**Exercise directions:** From the entries below, count every line that contains the word "color". Please give the number and nothing else.
--
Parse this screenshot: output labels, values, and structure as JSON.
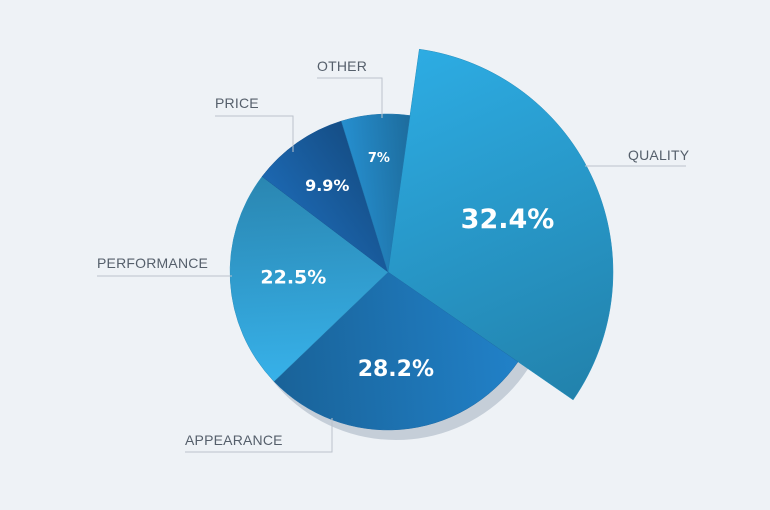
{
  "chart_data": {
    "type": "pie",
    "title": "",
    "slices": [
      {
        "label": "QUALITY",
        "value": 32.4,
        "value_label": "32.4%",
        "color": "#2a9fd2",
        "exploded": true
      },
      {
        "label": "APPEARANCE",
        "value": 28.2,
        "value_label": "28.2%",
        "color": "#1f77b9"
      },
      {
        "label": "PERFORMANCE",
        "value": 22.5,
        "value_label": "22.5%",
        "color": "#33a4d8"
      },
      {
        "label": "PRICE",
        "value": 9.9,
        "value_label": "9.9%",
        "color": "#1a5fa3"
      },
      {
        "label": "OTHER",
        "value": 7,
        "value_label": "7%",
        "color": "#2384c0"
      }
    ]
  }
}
--
**Task result:** 5